### Information supplied

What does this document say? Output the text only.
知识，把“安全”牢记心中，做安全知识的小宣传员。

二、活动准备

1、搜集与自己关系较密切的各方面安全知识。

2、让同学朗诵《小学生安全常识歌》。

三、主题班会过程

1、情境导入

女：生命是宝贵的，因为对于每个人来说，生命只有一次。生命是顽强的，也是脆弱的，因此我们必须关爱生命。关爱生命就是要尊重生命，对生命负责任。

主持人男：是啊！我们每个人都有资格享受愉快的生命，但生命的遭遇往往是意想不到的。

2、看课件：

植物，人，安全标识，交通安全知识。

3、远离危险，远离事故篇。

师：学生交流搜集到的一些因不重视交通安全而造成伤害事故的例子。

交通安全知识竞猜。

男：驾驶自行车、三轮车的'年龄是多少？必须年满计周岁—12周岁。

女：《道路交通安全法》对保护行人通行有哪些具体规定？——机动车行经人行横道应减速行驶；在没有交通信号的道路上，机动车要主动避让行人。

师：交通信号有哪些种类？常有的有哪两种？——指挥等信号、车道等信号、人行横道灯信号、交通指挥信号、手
---
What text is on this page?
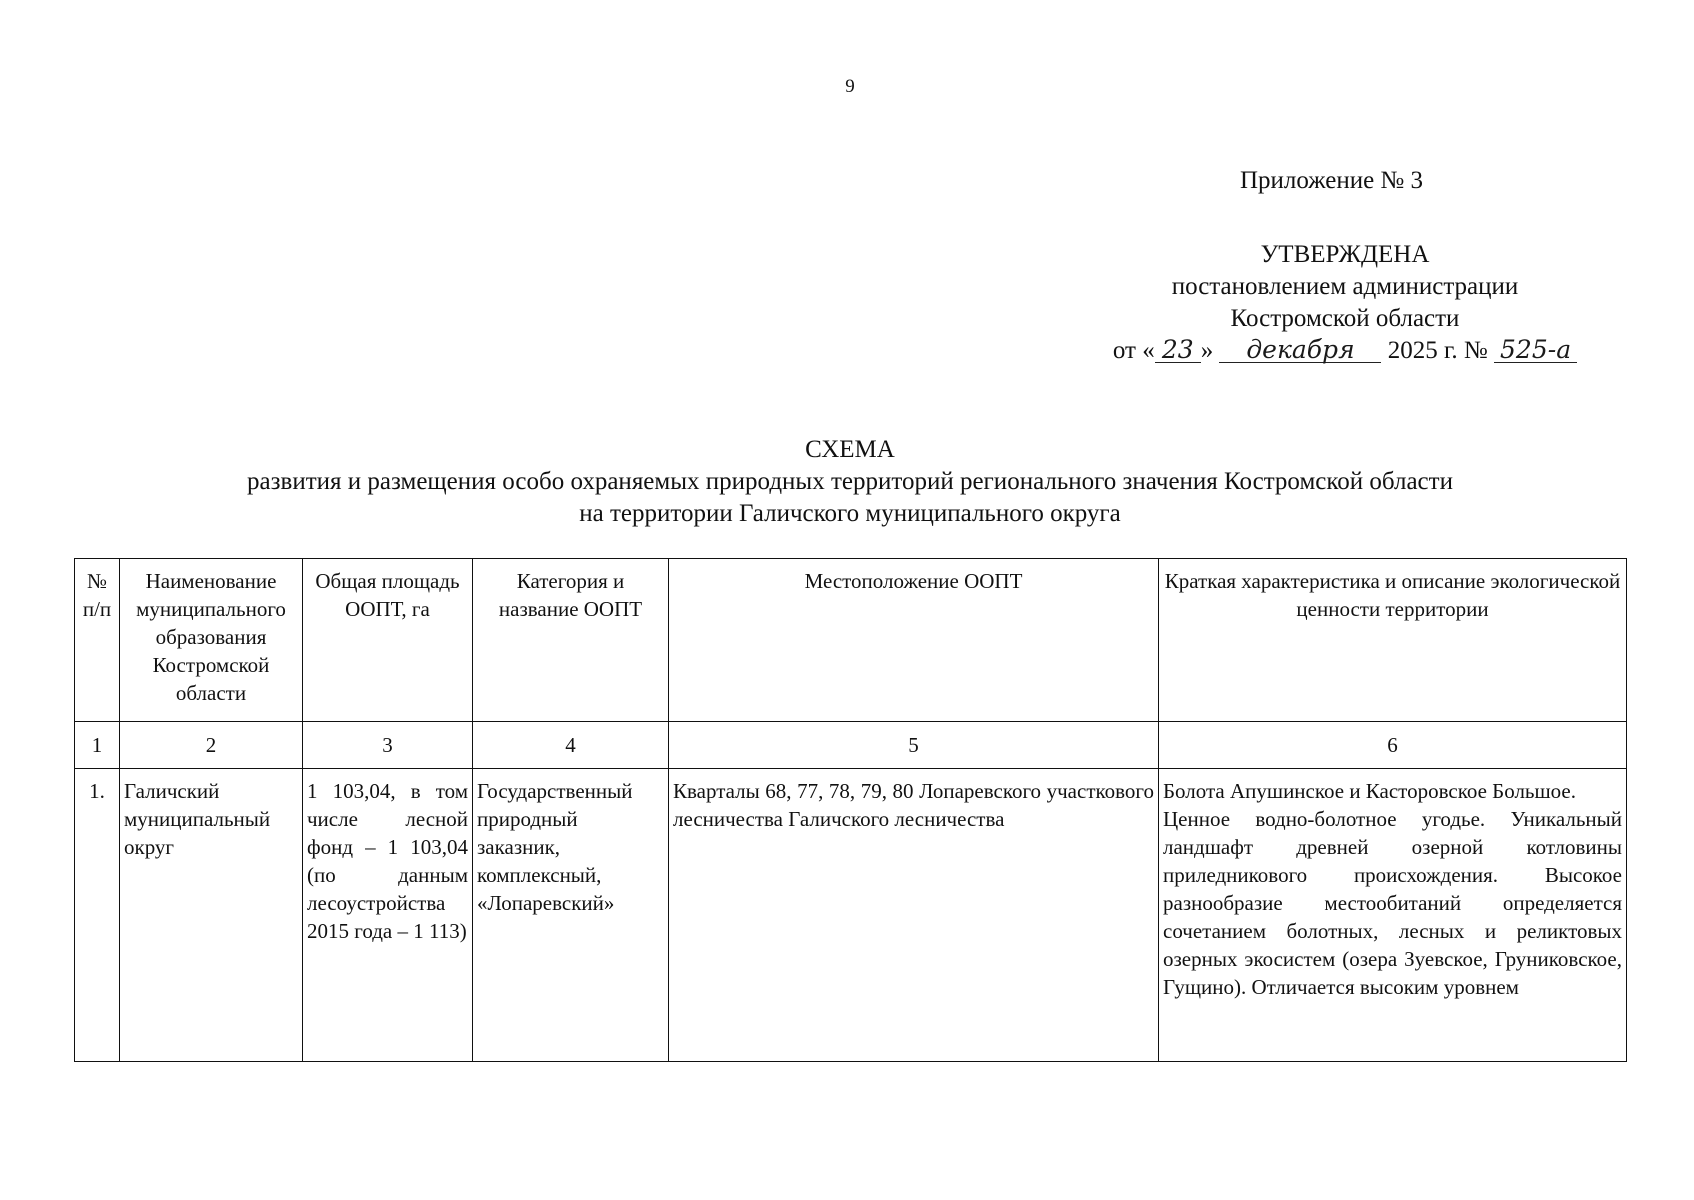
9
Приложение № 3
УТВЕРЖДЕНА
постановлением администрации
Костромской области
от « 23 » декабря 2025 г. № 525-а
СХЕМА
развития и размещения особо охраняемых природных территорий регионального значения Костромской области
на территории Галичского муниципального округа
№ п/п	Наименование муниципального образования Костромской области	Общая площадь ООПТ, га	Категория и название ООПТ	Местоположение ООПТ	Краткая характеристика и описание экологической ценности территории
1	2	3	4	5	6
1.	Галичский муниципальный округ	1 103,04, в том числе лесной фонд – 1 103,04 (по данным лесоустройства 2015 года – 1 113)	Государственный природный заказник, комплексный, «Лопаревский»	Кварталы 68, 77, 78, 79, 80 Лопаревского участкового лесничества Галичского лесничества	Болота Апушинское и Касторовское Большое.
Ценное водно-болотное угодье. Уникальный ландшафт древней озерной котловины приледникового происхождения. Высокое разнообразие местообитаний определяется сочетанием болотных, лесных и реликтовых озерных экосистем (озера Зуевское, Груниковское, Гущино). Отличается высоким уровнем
---
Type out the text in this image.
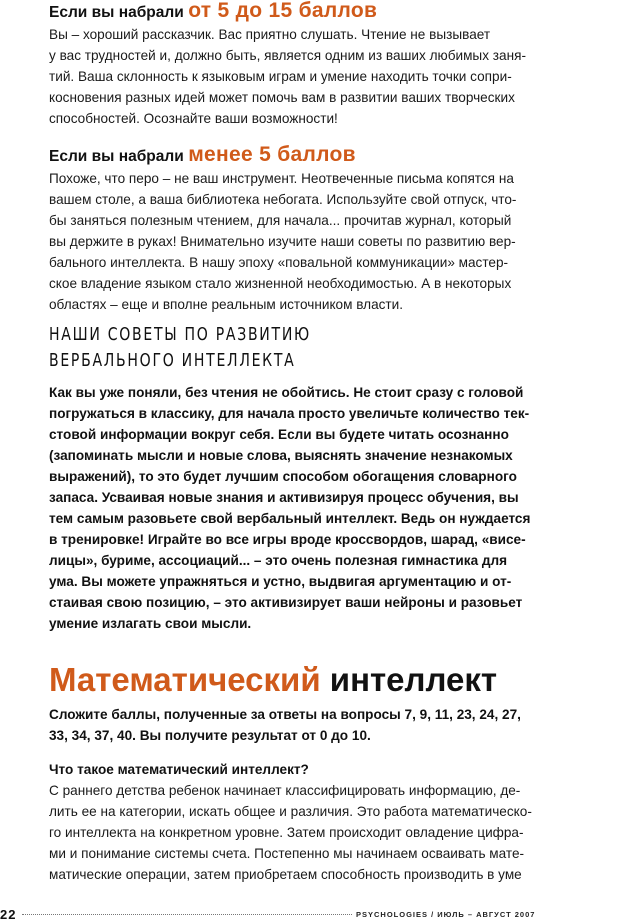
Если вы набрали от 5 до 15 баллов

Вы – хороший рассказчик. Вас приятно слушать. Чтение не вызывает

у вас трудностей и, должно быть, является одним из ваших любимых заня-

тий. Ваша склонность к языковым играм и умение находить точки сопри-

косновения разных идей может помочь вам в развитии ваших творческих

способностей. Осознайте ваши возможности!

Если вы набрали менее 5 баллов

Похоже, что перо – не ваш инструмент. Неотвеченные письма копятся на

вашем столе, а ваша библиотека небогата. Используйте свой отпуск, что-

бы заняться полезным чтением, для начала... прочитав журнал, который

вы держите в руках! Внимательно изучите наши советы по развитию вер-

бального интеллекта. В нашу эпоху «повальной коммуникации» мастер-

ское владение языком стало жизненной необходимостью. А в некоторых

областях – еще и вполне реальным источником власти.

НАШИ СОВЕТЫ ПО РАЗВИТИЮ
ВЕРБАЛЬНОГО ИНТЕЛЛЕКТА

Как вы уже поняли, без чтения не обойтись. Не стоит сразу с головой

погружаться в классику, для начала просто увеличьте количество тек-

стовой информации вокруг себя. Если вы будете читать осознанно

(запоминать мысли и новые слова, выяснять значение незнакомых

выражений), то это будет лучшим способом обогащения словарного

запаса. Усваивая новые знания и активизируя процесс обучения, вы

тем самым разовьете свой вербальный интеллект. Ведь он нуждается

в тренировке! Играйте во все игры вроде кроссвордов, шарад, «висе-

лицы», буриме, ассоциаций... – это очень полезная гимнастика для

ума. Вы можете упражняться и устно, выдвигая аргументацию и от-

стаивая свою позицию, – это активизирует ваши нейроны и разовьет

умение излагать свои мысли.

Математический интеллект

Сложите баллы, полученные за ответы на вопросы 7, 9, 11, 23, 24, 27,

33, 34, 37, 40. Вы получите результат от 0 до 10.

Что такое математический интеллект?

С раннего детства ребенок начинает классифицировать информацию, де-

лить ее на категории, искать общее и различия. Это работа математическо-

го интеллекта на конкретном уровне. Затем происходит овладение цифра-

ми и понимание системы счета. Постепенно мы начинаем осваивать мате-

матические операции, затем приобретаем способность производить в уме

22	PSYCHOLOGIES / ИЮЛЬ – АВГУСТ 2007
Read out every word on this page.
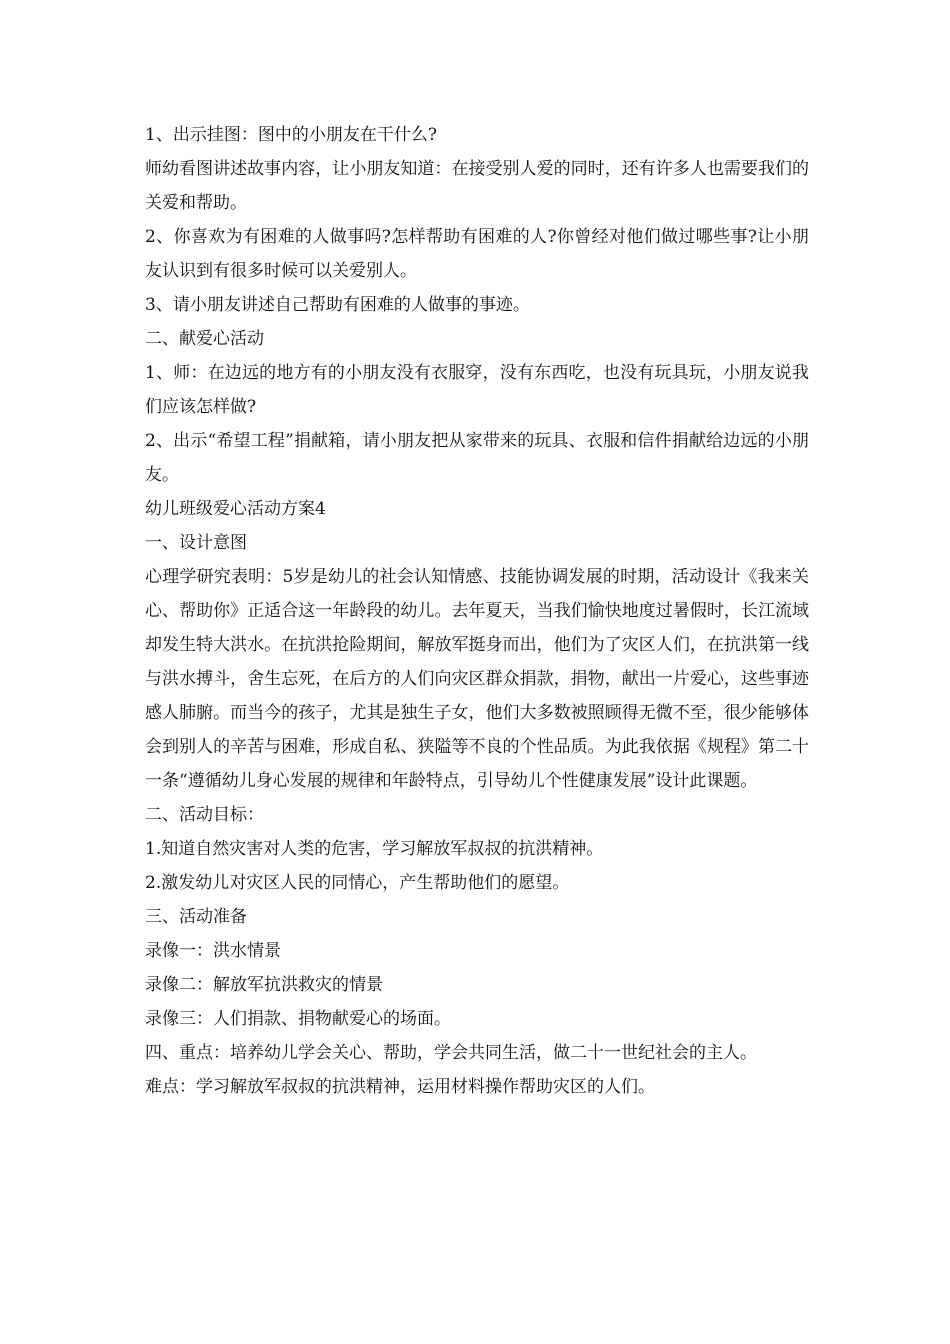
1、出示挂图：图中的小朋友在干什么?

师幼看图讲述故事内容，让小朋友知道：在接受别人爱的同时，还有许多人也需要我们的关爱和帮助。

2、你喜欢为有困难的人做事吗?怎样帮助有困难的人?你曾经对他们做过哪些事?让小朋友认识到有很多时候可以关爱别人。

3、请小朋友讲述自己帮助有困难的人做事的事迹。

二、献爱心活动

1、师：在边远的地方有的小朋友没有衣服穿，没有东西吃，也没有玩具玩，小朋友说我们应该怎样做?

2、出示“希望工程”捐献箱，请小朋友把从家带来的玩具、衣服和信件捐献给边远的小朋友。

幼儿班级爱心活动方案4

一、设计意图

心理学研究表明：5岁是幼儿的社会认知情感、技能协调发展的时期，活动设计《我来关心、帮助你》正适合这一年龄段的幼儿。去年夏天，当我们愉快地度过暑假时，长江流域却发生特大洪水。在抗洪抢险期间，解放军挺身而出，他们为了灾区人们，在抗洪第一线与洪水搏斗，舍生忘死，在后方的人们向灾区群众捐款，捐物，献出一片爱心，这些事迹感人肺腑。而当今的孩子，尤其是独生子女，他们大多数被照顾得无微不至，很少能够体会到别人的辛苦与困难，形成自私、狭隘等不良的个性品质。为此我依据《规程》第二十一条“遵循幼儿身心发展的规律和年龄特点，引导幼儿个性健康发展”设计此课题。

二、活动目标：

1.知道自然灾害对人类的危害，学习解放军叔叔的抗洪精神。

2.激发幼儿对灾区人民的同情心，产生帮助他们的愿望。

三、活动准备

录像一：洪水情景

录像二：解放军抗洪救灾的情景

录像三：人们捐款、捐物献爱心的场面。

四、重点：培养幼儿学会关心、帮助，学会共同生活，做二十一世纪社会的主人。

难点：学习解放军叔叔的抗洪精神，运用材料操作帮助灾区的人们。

### Given task
Give the number of lines that carry the word "Если", with nothing added.

### Task result
3